Proceed with the roundup of April's cultural offerings below, writing on from the end of its entry on the Nora Turato exhibition.

# Document excerpt
········

From excellent new films to upcoming exhibitions on Agnès Varda and Ed Atkins, here’s our roundup of April’s most exciting new cultural and culinary offerings

Exhibitions

Wolfgang Tillmans at Museum Haus Cleff, Remscheid: April 13, 2025 – January 4, 2026

Little has been announced about Wolfgang Tillmans’ upcoming show in Remscheid, the German city where the Turner Prize-winning artist was born, and where he lived until the age of 19. What we do know is that it is the first exhibition to be held at Haus Cleff, a beautiful, mint-green-shuttered townhouse-turned-museum, since the space was forced to close for renovation in 2013. The poster features an early Tillmans snapshot of Kate Moss sitting at a table covered in strawberries, while a preview image on the David Zwirner website features a surreal “domestic scene” taken in Remscheid in which a woman, head obscured by packaging, is flanked by two painted portraits. According to the artist’s Instagram, it’s “well worth the trip!” – and we’re certainly curious.

What They Saw: Historical Photobooks by Women, 1843–1999 at the Getty Center, Los Angeles: April 8 – May 11, 2025

Photography fans in Los Angeles are in for a treat. At the Getty Center, a pop-up reading room has been stacked with photobooks by women artists from the mid-1800s to the end of the 20th century – from Berenice Abbott to Mary Ellen Mark, and Marcia Resnick to Joan E Biren (aka JEB) – all for your perusal. The display forms part of an international series showcasing the 10×10-photobook catalogue What They Saw: Historical Photobooks by Women, 1843–1999, here used as the launchpad for a more “inclusive revision and remapping of the photobook canon”. Publications by southern California women artists, made after 2000, are also on show, offering contemporary context and a fuller understanding of the photo book’s evolution since its earliest days.

Nora Turato: pool7 at the ICA, London: April 9 – June 8, 2025

Croatia-born, Amsterdam-based artist Nora Turato “examines the ephemeral and versatile nature of language, as well as our collective experience of the incessant current-day stream of words,” through captivating performances, books, enamel panels, installations and video works that are as shrewd as they are witty. Now, Londoners will have the chance to experience the full breadth of her oeuvre first-hand thanks to the ICA’s upcoming exhibition, her first UK solo presentation. Highlights will include “an enveloping installation that is the artist’s most personal to date”, in which Turato will expose “the ideologies, failures and pleasures that characterise communication today”.

········

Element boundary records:
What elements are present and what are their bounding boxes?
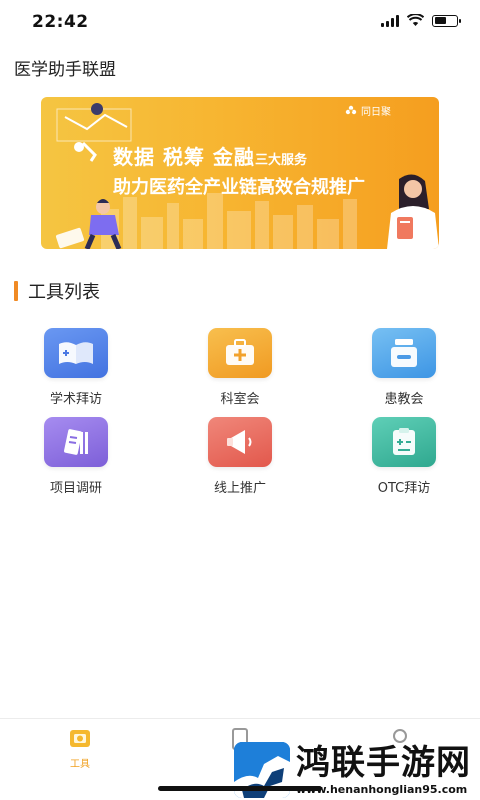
- tool-label: 学术拜访: [49, 392, 102, 407]
- woman-illustration: [387, 174, 439, 249]
- signal-icon: [381, 14, 399, 27]
- tool-online-promotion[interactable]: 线上推广: [180, 417, 300, 496]
- flower-icon: [345, 105, 357, 114]
- tool-label: 科室会: [220, 392, 260, 407]
- banner-brand: 同日聚: [345, 103, 391, 118]
- status-time: 22:42: [32, 12, 89, 32]
- documents-icon: [44, 417, 108, 467]
- tool-department-meeting[interactable]: 科室会: [180, 328, 300, 407]
- section-accent-bar: [14, 281, 18, 301]
- banner-subheadline: 助力医药全产业链高效合规推广: [113, 177, 365, 198]
- section-title: 工具列表: [28, 282, 100, 303]
- watermark-title: 鸿联手游网: [296, 742, 471, 783]
- home-indicator[interactable]: [158, 786, 322, 791]
- wifi-icon: [407, 14, 424, 26]
- medicine-box-icon: [372, 328, 436, 378]
- tool-label: 患教会: [384, 392, 424, 407]
- battery-icon: [432, 14, 461, 27]
- tool-label: 线上推广: [213, 481, 266, 496]
- page-title: 医学助手联盟: [14, 60, 116, 80]
- tab-tools[interactable]: 工具: [50, 727, 110, 770]
- tool-otc-visit[interactable]: OTC拜访: [344, 417, 464, 496]
- watermark-text: 鸿联手游网 www.henanhonglian95.com: [296, 745, 471, 796]
- watermark: 鸿联手游网 www.henanhonglian95.com: [234, 740, 480, 800]
- watermark-url: www.henanhonglian95.com: [296, 782, 468, 796]
- status-bar: 22:42: [0, 0, 480, 44]
- medical-kit-icon: [208, 328, 272, 378]
- banner-headline-suffix: 三大服务: [254, 153, 307, 168]
- toolbox-icon: [70, 730, 90, 747]
- banner-brand-text: 同日聚: [361, 107, 391, 118]
- tools-section-header: 工具列表: [14, 278, 100, 304]
- banner-headline: 数据 税筹 金融三大服务: [113, 141, 307, 170]
- megaphone-icon: [208, 417, 272, 467]
- clipboard-plus-icon: [372, 417, 436, 467]
- tool-patient-education[interactable]: 患教会: [344, 328, 464, 407]
- tab-label: 工具: [70, 759, 90, 770]
- promo-banner[interactable]: 同日聚 数据 税筹 金融三大服务 助力医药全产业链高效合规推广: [41, 97, 439, 249]
- status-icons: [381, 14, 461, 27]
- tool-label: OTC拜访: [377, 481, 431, 496]
- tool-academic-visit[interactable]: 学术拜访: [16, 328, 136, 407]
- tool-label: 项目调研: [49, 481, 102, 496]
- banner-headline-main: 数据 税筹 金融: [113, 145, 255, 169]
- tool-project-research[interactable]: 项目调研: [16, 417, 136, 496]
- open-book-icon: [44, 328, 108, 378]
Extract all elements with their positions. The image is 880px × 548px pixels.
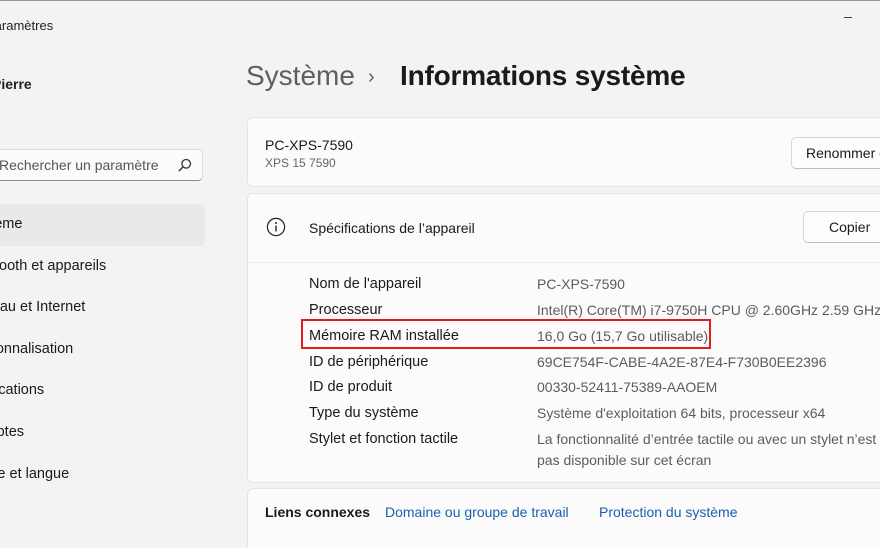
app-title: Paramètres [0,18,54,33]
device-model: XPS 15 7590 [265,156,336,170]
sidebar-item-applications[interactable]: Applications [0,370,205,412]
spec-value: 69CE754F-CABE-4A2E-87E4-F730B0EE2396 [537,354,827,370]
sidebar-item-personnalisation[interactable]: Personnalisation [0,329,205,371]
device-card: PC-XPS-7590 XPS 15 7590 Renommer ce PC [247,117,880,187]
minimize-button[interactable]: – [838,8,858,24]
spec-value: Système d'exploitation 64 bits, processe… [537,405,826,421]
spec-label: Nom de l'appareil [309,276,422,292]
spec-value: La fonctionnalité d’entrée tactile ou av… [537,431,877,447]
spec-value: PC-XPS-7590 [537,276,625,292]
sidebar-item-label: Système [0,216,23,232]
sidebar-item-label: Heure et langue [0,465,70,482]
info-icon [266,217,286,237]
user-name: Pierre [0,76,32,92]
specs-title: Spécifications de l’appareil [309,220,475,236]
sidebar-nav: Système Bluetooth et appareils Réseau et… [0,204,205,495]
breadcrumb-parent[interactable]: Système [246,60,355,92]
spec-row: ID de produit 00330-52411-75389-AAOEM [248,379,880,403]
search-icon[interactable] [178,158,192,172]
search-input[interactable] [0,150,179,180]
breadcrumb-separator: › [368,66,375,88]
spec-label: Processeur [309,302,383,318]
spec-label: Type du système [309,405,419,421]
window-top-border [0,0,880,1]
sidebar-item-label: Personnalisation [0,340,74,357]
specs-header[interactable]: Spécifications de l’appareil Copier [248,194,880,263]
copy-button[interactable]: Copier [803,211,880,243]
rename-pc-button[interactable]: Renommer ce PC [791,137,880,169]
sidebar-item-label: Comptes [0,423,25,440]
spec-row: Type du système Système d'exploitation 6… [248,405,880,429]
sidebar-item-reseau[interactable]: Réseau et Internet [0,287,205,329]
sidebar-item-heure-langue[interactable]: Heure et langue [0,454,205,496]
system-protection-link[interactable]: Protection du système [599,504,738,520]
spec-row: Stylet et fonction tactile La fonctionna… [248,431,880,477]
sidebar-item-label: Réseau et Internet [0,299,86,316]
sidebar-item-comptes[interactable]: Comptes [0,412,205,454]
spec-row: ID de périphérique 69CE754F-CABE-4A2E-87… [248,354,880,378]
spec-label: ID de périphérique [309,354,429,370]
ram-highlight-box [301,319,711,349]
related-links-card: Liens connexes Domaine ou groupe de trav… [247,488,880,548]
page-title: Informations système [400,60,686,91]
spec-row: Nom de l'appareil PC-XPS-7590 [248,276,880,300]
search-box[interactable] [0,149,203,181]
sidebar-item-label: Bluetooth et appareils [0,257,107,274]
spec-value: Intel(R) Core(TM) i7-9750H CPU @ 2.60GHz… [537,302,880,318]
device-name: PC-XPS-7590 [265,137,353,153]
sidebar-item-label: Applications [0,382,45,399]
spec-label: ID de produit [309,379,393,395]
spec-value: 00330-52411-75389-AAOEM [537,379,718,395]
related-links-label: Liens connexes [265,504,371,520]
spec-label: Stylet et fonction tactile [309,431,459,447]
sidebar-item-bluetooth[interactable]: Bluetooth et appareils [0,246,205,288]
domain-workgroup-link[interactable]: Domaine ou groupe de travail [385,504,569,520]
spec-value-line2: pas disponible sur cet écran [537,452,712,468]
sidebar-item-systeme[interactable]: Système [0,204,205,246]
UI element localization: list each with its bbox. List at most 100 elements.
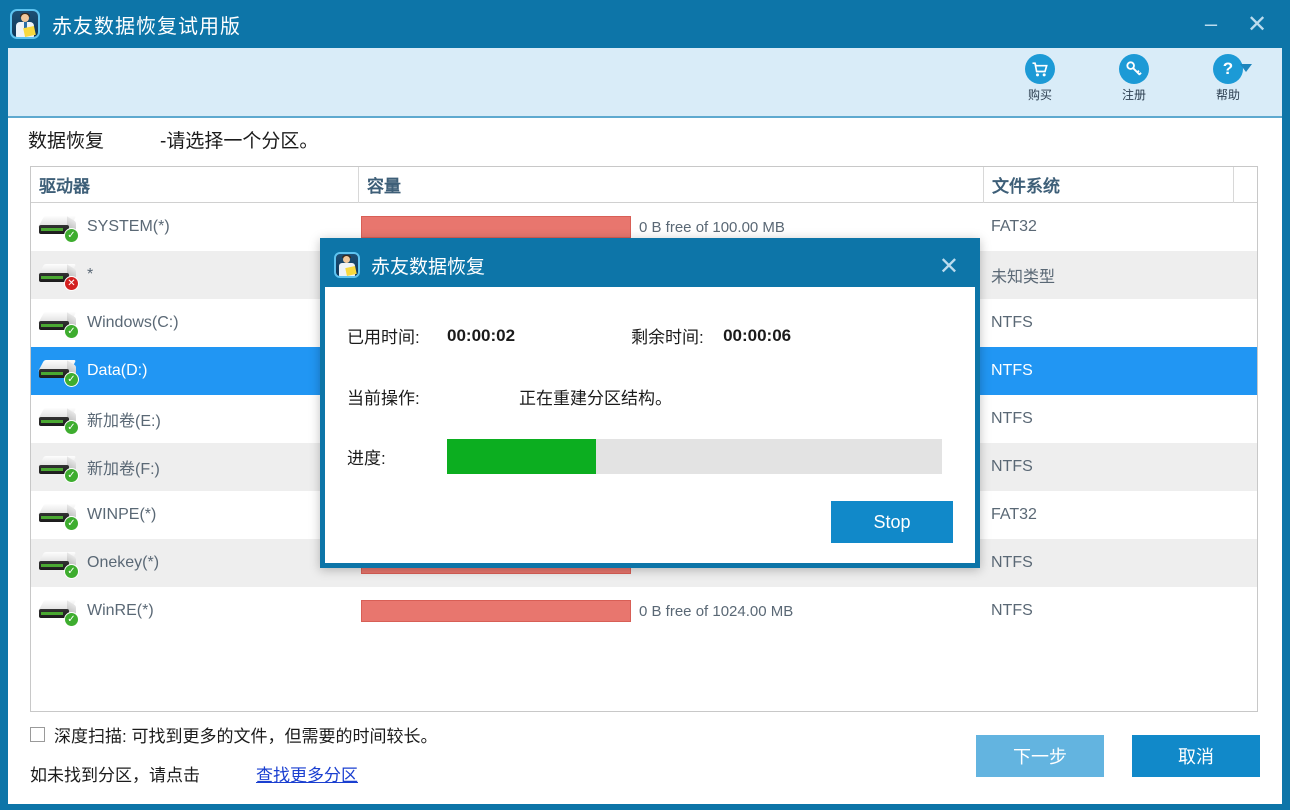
cell-spacer [1233, 347, 1257, 395]
cell-spacer [1233, 395, 1257, 443]
progress-bar-track [447, 439, 942, 474]
progress-label: 进度: [347, 449, 386, 468]
cell-drive: ✕ * [31, 251, 358, 299]
cell-drive: ✓ Data(D:) [31, 347, 358, 395]
dialog-operation-row: 当前操作: 正在重建分区结构。 [347, 384, 953, 409]
cell-filesystem: NTFS [991, 554, 1033, 571]
cell-filesystem: NTFS [991, 314, 1033, 331]
drive-ok-icon: ✓ [37, 358, 79, 387]
elapsed-time-value: 00:00:02 [447, 325, 516, 345]
drive-label: WinRE(*) [87, 602, 154, 619]
close-button[interactable]: ✕ [1234, 0, 1280, 48]
application-window: 赤友数据恢复试用版 – ✕ 购买 注册 ? 帮助 数据恢复 -请选择一个分区。 … [0, 0, 1290, 810]
capacity-bar [361, 216, 631, 238]
cell-drive: ✓ SYSTEM(*) [31, 203, 358, 251]
cell-filesystem: FAT32 [991, 506, 1037, 523]
drive-label: 新加卷(F:) [87, 461, 160, 478]
cell-filesystem: NTFS [991, 458, 1033, 475]
operation-value: 正在重建分区结构。 [519, 389, 672, 408]
column-header-drive[interactable]: 驱动器 [31, 167, 358, 203]
toolbar-label-buy: 购买 [1027, 88, 1052, 102]
column-header-capacity[interactable]: 容量 [358, 167, 983, 203]
chevron-down-icon[interactable] [1240, 64, 1252, 72]
remaining-time-value: 00:00:06 [723, 325, 792, 345]
page-subtitle: -请选择一个分区。 [160, 131, 319, 152]
dialog-time-row: 已用时间: 00:00:02 剩余时间: 00:00:06 [347, 323, 953, 348]
drive-ok-icon: ✓ [37, 214, 79, 243]
toolbar: 购买 注册 ? 帮助 [8, 48, 1282, 118]
window-controls: – ✕ [1188, 0, 1290, 48]
cell-drive: ✓ Onekey(*) [31, 539, 358, 587]
cell-filesystem: NTFS [991, 602, 1033, 619]
drive-label: Onekey(*) [87, 554, 160, 571]
drive-label: 新加卷(E:) [87, 413, 161, 430]
app-logo-icon [10, 9, 40, 39]
deep-scan-label: 深度扫描: 可找到更多的文件，但需要的时间较长。 [54, 727, 438, 746]
cart-icon [1025, 54, 1055, 84]
column-header-spacer [1233, 167, 1257, 203]
drive-ok-icon: ✓ [37, 598, 79, 627]
drive-label: SYSTEM(*) [87, 218, 170, 235]
page-heading: 数据恢复 -请选择一个分区。 [28, 126, 318, 153]
toolbar-item-help[interactable]: ? 帮助 [1196, 54, 1260, 103]
cell-spacer [1233, 587, 1257, 635]
cell-drive: ✓ 新加卷(F:) [31, 443, 358, 491]
find-more-partitions-link[interactable]: 查找更多分区 [256, 761, 358, 786]
dialog-app-icon [334, 252, 360, 278]
cell-drive: ✓ WinRE(*) [31, 587, 358, 635]
progress-dialog: 赤友数据恢复 ✕ 已用时间: 00:00:02 剩余时间: 00:00:06 当… [320, 238, 980, 568]
toolbar-item-register[interactable]: 注册 [1102, 54, 1166, 103]
drive-label: Windows(C:) [87, 314, 179, 331]
cancel-button[interactable]: 取消 [1132, 735, 1260, 777]
drive-label: * [87, 266, 94, 283]
drive-ok-icon: ✓ [37, 550, 79, 579]
drive-label: WINPE(*) [87, 506, 157, 523]
capacity-text: 0 B free of 1024.00 MB [639, 602, 794, 620]
cell-spacer [1233, 491, 1257, 539]
cell-spacer [1233, 299, 1257, 347]
dialog-title-bar: 赤友数据恢复 ✕ [325, 243, 975, 287]
question-icon: ? [1213, 54, 1243, 84]
page-title: 数据恢复 [28, 131, 105, 152]
deep-scan-checkbox[interactable] [30, 727, 45, 742]
cell-drive: ✓ Windows(C:) [31, 299, 358, 347]
dialog-close-button[interactable]: ✕ [939, 252, 959, 281]
title-bar: 赤友数据恢复试用版 – ✕ [0, 0, 1290, 48]
toolbar-item-buy[interactable]: 购买 [1008, 54, 1072, 103]
cell-drive: ✓ WINPE(*) [31, 491, 358, 539]
cell-spacer [1233, 443, 1257, 491]
dialog-title: 赤友数据恢复 [371, 256, 486, 278]
drive-error-icon: ✕ [37, 262, 79, 291]
wizard-buttons: 下一步 取消 [976, 735, 1260, 777]
cell-spacer [1233, 203, 1257, 251]
dialog-body: 已用时间: 00:00:02 剩余时间: 00:00:06 当前操作: 正在重建… [325, 287, 975, 573]
drive-ok-icon: ✓ [37, 502, 79, 531]
next-button[interactable]: 下一步 [976, 735, 1104, 777]
window-title: 赤友数据恢复试用版 [52, 15, 241, 38]
remaining-time-label: 剩余时间: [631, 328, 704, 347]
table-header-row: 驱动器 容量 文件系统 [31, 167, 1257, 203]
table-row[interactable]: ✓ WinRE(*) 0 B free of 1024.00 MB NTFS [31, 587, 1257, 635]
cell-filesystem: NTFS [991, 362, 1033, 379]
stop-button[interactable]: Stop [831, 501, 953, 543]
drive-ok-icon: ✓ [37, 454, 79, 483]
cell-filesystem: FAT32 [991, 218, 1037, 235]
cell-filesystem: 未知类型 [991, 269, 1056, 286]
cell-filesystem: NTFS [991, 410, 1033, 427]
column-header-filesystem[interactable]: 文件系统 [983, 167, 1233, 203]
capacity-text: 0 B free of 100.00 MB [639, 218, 785, 236]
find-more-hint: 如未找到分区，请点击 [30, 766, 200, 785]
capacity-bar [361, 600, 631, 622]
progress-bar-fill [447, 439, 596, 474]
drive-label: Data(D:) [87, 362, 148, 379]
cell-spacer [1233, 539, 1257, 587]
cell-drive: ✓ 新加卷(E:) [31, 395, 358, 443]
elapsed-time-label: 已用时间: [347, 328, 420, 347]
cell-capacity: 0 B free of 1024.00 MB [358, 587, 983, 635]
dialog-progress-row: 进度: [347, 439, 953, 474]
drive-ok-icon: ✓ [37, 406, 79, 435]
minimize-button[interactable]: – [1188, 0, 1234, 48]
drive-ok-icon: ✓ [37, 310, 79, 339]
toolbar-label-register: 注册 [1121, 88, 1146, 102]
operation-label: 当前操作: [347, 389, 420, 408]
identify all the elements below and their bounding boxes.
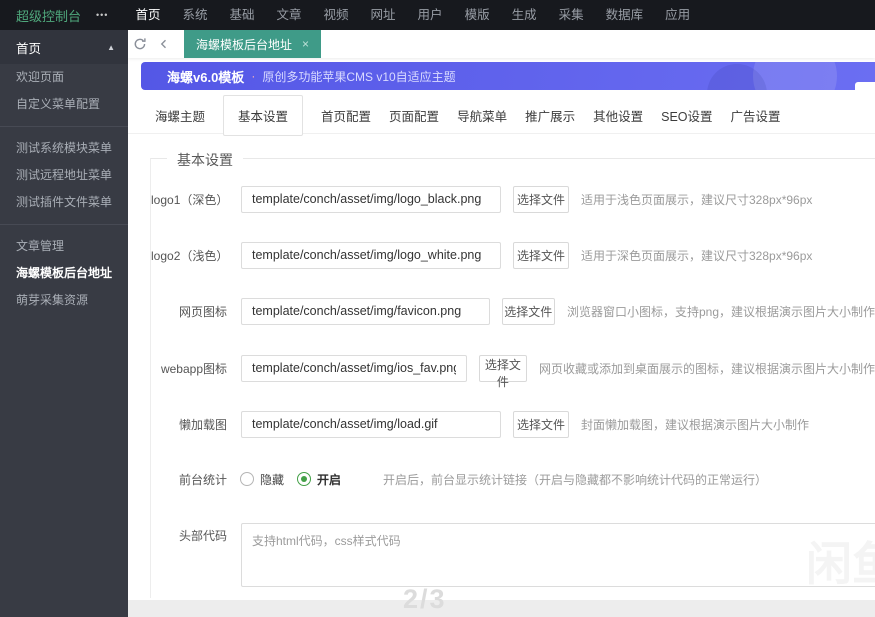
field-hint: 网页收藏或添加到桌面展示的图标，建议根据演示图片大小制作 xyxy=(538,361,875,376)
field-hint: 适用于浅色页面展示，建议尺寸328px*96px xyxy=(581,192,813,207)
topbar-nav-item[interactable]: 网址 xyxy=(360,0,407,30)
radio-checked-icon[interactable] xyxy=(297,472,312,486)
settings-tab[interactable]: 基本设置 xyxy=(223,94,304,136)
field-label: 头部代码 xyxy=(178,529,227,543)
field-label: logo2（浅色） xyxy=(151,248,229,263)
banner-separator: · xyxy=(251,69,256,83)
settings-tab[interactable]: 广告设置 xyxy=(731,106,781,125)
file-path-input[interactable] xyxy=(241,297,490,325)
radio-option[interactable]: 开启 xyxy=(297,471,341,488)
sidebar-item[interactable]: 文章管理 xyxy=(0,233,128,260)
field-label: webapp图标 xyxy=(160,361,227,376)
banner-title: 海螺v6.0模板 xyxy=(167,69,245,85)
more-menu-icon[interactable]: ••• xyxy=(96,10,108,20)
head-code-textarea[interactable] xyxy=(241,523,875,587)
topbar-nav-item[interactable]: 文章 xyxy=(266,0,313,30)
sidebar-group-label: 首页 xyxy=(16,41,42,56)
field-label: 懒加载图 xyxy=(178,417,227,432)
topbar-nav-item[interactable]: 首页 xyxy=(124,0,171,30)
topbar-nav: 首页 系统 基础 文章 视频 网址 用户 模版 生成 采集 数据库 应用 xyxy=(124,0,701,30)
theme-banner: 海螺v6.0模板 · 原创多功能苹果CMS v10自适应主题 xyxy=(141,62,875,90)
topbar-nav-item[interactable]: 数据库 xyxy=(595,0,655,30)
tab-strip: 海螺模板后台地址 × xyxy=(128,30,875,58)
topbar-nav-item[interactable]: 系统 xyxy=(171,0,218,30)
corner-decoration xyxy=(855,82,875,95)
form-row: 网页图标 选择文件浏览器窗口小图标，支持png，建议根据演示图片大小制作 xyxy=(151,297,875,325)
radio-option-label: 开启 xyxy=(317,472,342,487)
file-path-input[interactable] xyxy=(241,410,501,438)
form-row: webapp图标 选择文件网页收藏或添加到桌面展示的图标，建议根据演示图片大小制作 xyxy=(151,354,875,389)
topbar-nav-item[interactable]: 采集 xyxy=(548,0,595,30)
topbar: 超级控制台 ••• 首页 系统 基础 文章 视频 网址 用户 模版 生成 采集 数据库 应用 xyxy=(0,0,875,30)
topbar-nav-item[interactable]: 视频 xyxy=(313,0,360,30)
watermark-text: 闲鱼 xyxy=(806,538,875,590)
settings-tab[interactable]: SEO设置 xyxy=(661,106,712,125)
page-indicator-watermark: 2/3 xyxy=(403,584,447,614)
settings-tab[interactable]: 页面配置 xyxy=(389,106,439,125)
banner-subtitle: 原创多功能苹果CMS v10自适应主题 xyxy=(262,69,456,84)
choose-file-button[interactable]: 选择文件 xyxy=(513,241,569,269)
sidebar-item[interactable]: 测试远程地址菜单 xyxy=(0,162,128,189)
section-title: 基本设置 xyxy=(167,150,243,170)
file-path-input[interactable] xyxy=(241,241,501,269)
sidebar-divider xyxy=(0,224,128,225)
sidebar-item[interactable]: 测试系统模块菜单 xyxy=(0,135,128,162)
sidebar-group-header[interactable]: 首页 ▲ xyxy=(0,30,128,64)
basic-settings-fieldset: 基本设置 logo1（深色）选择文件适用于浅色页面展示，建议尺寸328px*96… xyxy=(150,150,875,598)
file-path-input[interactable] xyxy=(241,354,467,382)
stats-radio-row: 前台统计 隐藏 开启 开启后，前台显示统计链接（开启与隐藏都不影响统计代码的正常运… xyxy=(151,465,875,493)
topbar-nav-item[interactable]: 应用 xyxy=(654,0,701,30)
field-hint: 封面懒加载图，建议根据演示图片大小制作 xyxy=(581,417,810,432)
form-row: 懒加载图 选择文件封面懒加载图，建议根据演示图片大小制作 xyxy=(151,410,875,438)
topbar-nav-item[interactable]: 基础 xyxy=(218,0,265,30)
field-hint: 浏览器窗口小图标，支持png，建议根据演示图片大小制作 xyxy=(566,304,875,319)
field-label: 网页图标 xyxy=(178,304,227,319)
sidebar-item[interactable]: 自定义菜单配置 xyxy=(0,91,128,118)
sidebar-item[interactable]: 萌芽采集资源 xyxy=(0,287,128,314)
radio-option[interactable]: 隐藏 xyxy=(240,471,284,488)
sidebar-divider xyxy=(0,126,128,127)
radio-options: 隐藏 开启 xyxy=(227,471,341,488)
field-hint: 开启后，前台显示统计链接（开启与隐藏都不影响统计代码的正常运行） xyxy=(383,472,768,487)
page-tab-active[interactable]: 海螺模板后台地址 × xyxy=(184,30,322,58)
settings-tab[interactable]: 推广展示 xyxy=(525,106,575,125)
settings-tab[interactable]: 其他设置 xyxy=(593,106,643,125)
choose-file-button[interactable]: 选择文件 xyxy=(478,354,527,389)
collapse-caret-icon: ▲ xyxy=(107,42,115,52)
app-brand: 超级控制台 xyxy=(16,8,82,24)
sidebar-item[interactable]: 测试插件文件菜单 xyxy=(0,189,128,216)
radio-unchecked-icon[interactable] xyxy=(240,472,254,486)
form-row: logo2（浅色） 选择文件适用于深色页面展示，建议尺寸328px*96px xyxy=(151,241,875,269)
field-hint: 适用于深色页面展示，建议尺寸328px*96px xyxy=(581,248,813,263)
close-tab-icon[interactable]: × xyxy=(302,37,309,51)
topbar-nav-item[interactable]: 用户 xyxy=(407,0,454,30)
settings-tab[interactable]: 首页配置 xyxy=(321,106,371,125)
back-icon[interactable] xyxy=(152,30,176,58)
bottom-strip xyxy=(128,600,875,617)
settings-tab[interactable]: 导航菜单 xyxy=(457,106,507,125)
app-window: 超级控制台 ••• 首页 系统 基础 文章 视频 网址 用户 模版 生成 采集 数据库 应用 首页 ▲ 欢… xyxy=(0,0,875,617)
settings-tab[interactable]: 海螺主题 xyxy=(155,106,205,125)
choose-file-button[interactable]: 选择文件 xyxy=(513,410,569,438)
file-path-input[interactable] xyxy=(241,185,501,213)
form-row: logo1（深色） 选择文件适用于浅色页面展示，建议尺寸328px*96px xyxy=(151,185,875,213)
choose-file-button[interactable]: 选择文件 xyxy=(501,297,555,325)
radio-option-label: 隐藏 xyxy=(260,472,285,487)
settings-tabs: 海螺主题 基本设置 首页配置 页面配置 导航菜单 推广展示 其他设置 SEO设置 广告设置 xyxy=(128,94,875,136)
page-tab-label: 海螺模板后台地址 xyxy=(196,37,293,52)
sidebar-menu: 首页 ▲ 欢迎页面 自定义菜单配置 测试系统模块菜单 测试远程地址菜单 测试插件文件菜单 文章… xyxy=(0,30,128,617)
sidebar-item[interactable]: 欢迎页面 xyxy=(0,64,128,91)
choose-file-button[interactable]: 选择文件 xyxy=(513,185,569,213)
sidebar-item[interactable]: 海螺模板后台地址 xyxy=(0,260,128,287)
topbar-nav-item[interactable]: 模版 xyxy=(454,0,501,30)
topbar-nav-item[interactable]: 生成 xyxy=(501,0,548,30)
field-label: 前台统计 xyxy=(178,472,227,487)
field-label: logo1（深色） xyxy=(151,192,229,207)
refresh-icon[interactable] xyxy=(128,30,152,58)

········

# Task output
Ruth Asawa: Retrospective at SFMOMA, San Francisco: April 5 – September 2, 2025

The wonderfully innovative American modernist Ruth Asawa, who died in 2013, will be honoured in the first posthumous retrospective of her work – at SFMOMA in her adopted hometown. Best known for her deftly rendered wire sculptures, Asawa also produced drawings, paintings, clay masks, cast-bronze sculptures and tiny miniatures over the course of her six-decade career, alongside her endeavours as an educator and arts activist. The full breadth of her practice and “relentlessly experimental vision” will be examined in a display of more than 300 works. A recreation of the artist’s living room at her Noe Valley home will host archival materials revealing the enduring impact of both Asawa’s public commissions and her dedication to arts education in San Francisco.

Splash! A Century of Swimming and Style at the Design Museum, London: Until August 17, 2025

How has design shaped our approach to swimming? Take a deep dive into the subject at London’s Design Museum, where the newly opened exhibit Splash! shines a light on swimming’s social, cultural, technological and environmental contexts from the 1920s to the present day. Among the display’s 200 objects, visitors can expect to encounter everything from one of the earliest surviving bikinis to Pamela Anderson's inimitable Baywatch swimsuit to the banned “technical doping” LZR Racer swimsuit (introduced in 2008), plus an excellent array of swimming-centric photography and a detailed architectural model of the Zaha Hadid-designed London 2012 Aquatics Centre.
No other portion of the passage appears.